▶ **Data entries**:
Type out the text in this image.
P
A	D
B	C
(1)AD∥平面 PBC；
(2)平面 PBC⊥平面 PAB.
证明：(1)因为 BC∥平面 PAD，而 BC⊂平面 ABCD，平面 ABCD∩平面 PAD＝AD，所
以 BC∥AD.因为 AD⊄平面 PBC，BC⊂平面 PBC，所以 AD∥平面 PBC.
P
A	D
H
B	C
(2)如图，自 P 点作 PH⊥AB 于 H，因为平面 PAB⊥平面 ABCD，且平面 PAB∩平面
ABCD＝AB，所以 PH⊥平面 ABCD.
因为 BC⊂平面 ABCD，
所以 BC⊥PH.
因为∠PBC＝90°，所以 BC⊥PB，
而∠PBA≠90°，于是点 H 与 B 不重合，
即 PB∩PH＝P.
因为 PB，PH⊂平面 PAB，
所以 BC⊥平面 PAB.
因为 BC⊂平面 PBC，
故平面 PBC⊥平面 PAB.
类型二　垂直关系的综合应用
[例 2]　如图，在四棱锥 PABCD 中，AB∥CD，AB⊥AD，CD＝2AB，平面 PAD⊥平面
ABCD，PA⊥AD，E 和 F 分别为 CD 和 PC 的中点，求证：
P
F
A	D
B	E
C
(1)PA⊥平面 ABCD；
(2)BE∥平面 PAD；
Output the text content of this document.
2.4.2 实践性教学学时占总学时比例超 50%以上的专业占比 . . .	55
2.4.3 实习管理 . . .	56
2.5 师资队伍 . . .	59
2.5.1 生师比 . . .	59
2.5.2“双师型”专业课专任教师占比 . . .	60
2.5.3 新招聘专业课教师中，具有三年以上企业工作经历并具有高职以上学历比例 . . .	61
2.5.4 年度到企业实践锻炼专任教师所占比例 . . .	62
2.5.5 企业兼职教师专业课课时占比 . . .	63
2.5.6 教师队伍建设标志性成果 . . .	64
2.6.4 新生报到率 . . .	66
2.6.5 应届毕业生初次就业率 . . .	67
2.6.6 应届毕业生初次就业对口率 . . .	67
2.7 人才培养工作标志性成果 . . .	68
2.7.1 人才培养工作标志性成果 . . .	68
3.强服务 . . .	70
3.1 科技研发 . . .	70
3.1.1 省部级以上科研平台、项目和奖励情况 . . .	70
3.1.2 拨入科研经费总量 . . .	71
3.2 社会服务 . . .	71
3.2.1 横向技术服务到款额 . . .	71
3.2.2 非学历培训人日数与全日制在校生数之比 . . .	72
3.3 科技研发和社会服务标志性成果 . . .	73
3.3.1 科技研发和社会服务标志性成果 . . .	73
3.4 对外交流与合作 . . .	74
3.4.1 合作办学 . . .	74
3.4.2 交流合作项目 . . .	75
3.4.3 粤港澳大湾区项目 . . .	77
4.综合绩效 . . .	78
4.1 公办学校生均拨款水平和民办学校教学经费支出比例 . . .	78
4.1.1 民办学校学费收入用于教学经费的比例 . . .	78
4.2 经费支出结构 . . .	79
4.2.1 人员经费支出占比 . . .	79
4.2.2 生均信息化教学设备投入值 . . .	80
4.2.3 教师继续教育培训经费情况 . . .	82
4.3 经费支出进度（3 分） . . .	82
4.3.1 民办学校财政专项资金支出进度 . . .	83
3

▶ **Exercise**: Reproduce every record, matching each line exactly.

▶ **Response for this exercise**:
Type out the text in this image.
P
A	D
B	C
(1)AD∥平面 PBC；
(2)平面 PBC⊥平面 PAB.
证明：(1)因为 BC∥平面 PAD，而 BC⊂平面 ABCD，平面 ABCD∩平面 PAD＝AD，所
以 BC∥AD.因为 AD⊄平面 PBC，BC⊂平面 PBC，所以 AD∥平面 PBC.
P
A	D
H
B	C
(2)如图，自 P 点作 PH⊥AB 于 H，因为平面 PAB⊥平面 ABCD，且平面 PAB∩平面
ABCD＝AB，所以 PH⊥平面 ABCD.
因为 BC⊂平面 ABCD，
所以 BC⊥PH.
因为∠PBC＝90°，所以 BC⊥PB，
而∠PBA≠90°，于是点 H 与 B 不重合，
即 PB∩PH＝P.
因为 PB，PH⊂平面 PAB，
所以 BC⊥平面 PAB.
因为 BC⊂平面 PBC，
故平面 PBC⊥平面 PAB.
类型二　垂直关系的综合应用
[例 2]　如图，在四棱锥 PABCD 中，AB∥CD，AB⊥AD，CD＝2AB，平面 PAD⊥平面
ABCD，PA⊥AD，E 和 F 分别为 CD 和 PC 的中点，求证：
P
F
A	D
B	E
C
(1)PA⊥平面 ABCD；
(2)BE∥平面 PAD；
Output the text content of this document.
2.4.2 实践性教学学时占总学时比例超 50%以上的专业占比 . . .	55
2.4.3 实习管理 . . .	56
2.5 师资队伍 . . .	59
2.5.1 生师比 . . .	59
2.5.2“双师型”专业课专任教师占比 . . .	60
2.5.3 新招聘专业课教师中，具有三年以上企业工作经历并具有高职以上学历比例 . . .	61
2.5.4 年度到企业实践锻炼专任教师所占比例 . . .	62
2.5.5 企业兼职教师专业课课时占比 . . .	63
2.5.6 教师队伍建设标志性成果 . . .	64
2.6.4 新生报到率 . . .	66
2.6.5 应届毕业生初次就业率 . . .	67
2.6.6 应届毕业生初次就业对口率 . . .	67
2.7 人才培养工作标志性成果 . . .	68
2.7.1 人才培养工作标志性成果 . . .	68
3.强服务 . . .	70
3.1 科技研发 . . .	70
3.1.1 省部级以上科研平台、项目和奖励情况 . . .	70
3.1.2 拨入科研经费总量 . . .	71
3.2 社会服务 . . .	71
3.2.1 横向技术服务到款额 . . .	71
3.2.2 非学历培训人日数与全日制在校生数之比 . . .	72
3.3 科技研发和社会服务标志性成果 . . .	73
3.3.1 科技研发和社会服务标志性成果 . . .	73
3.4 对外交流与合作 . . .	74
3.4.1 合作办学 . . .	74
3.4.2 交流合作项目 . . .	75
3.4.3 粤港澳大湾区项目 . . .	77
4.综合绩效 . . .	78
4.1 公办学校生均拨款水平和民办学校教学经费支出比例 . . .	78
4.1.1 民办学校学费收入用于教学经费的比例 . . .	78
4.2 经费支出结构 . . .	79
4.2.1 人员经费支出占比 . . .	79
4.2.2 生均信息化教学设备投入值 . . .	80
4.2.3 教师继续教育培训经费情况 . . .	82
4.3 经费支出进度（3 分） . . .	82
4.3.1 民办学校财政专项资金支出进度 . . .	83
3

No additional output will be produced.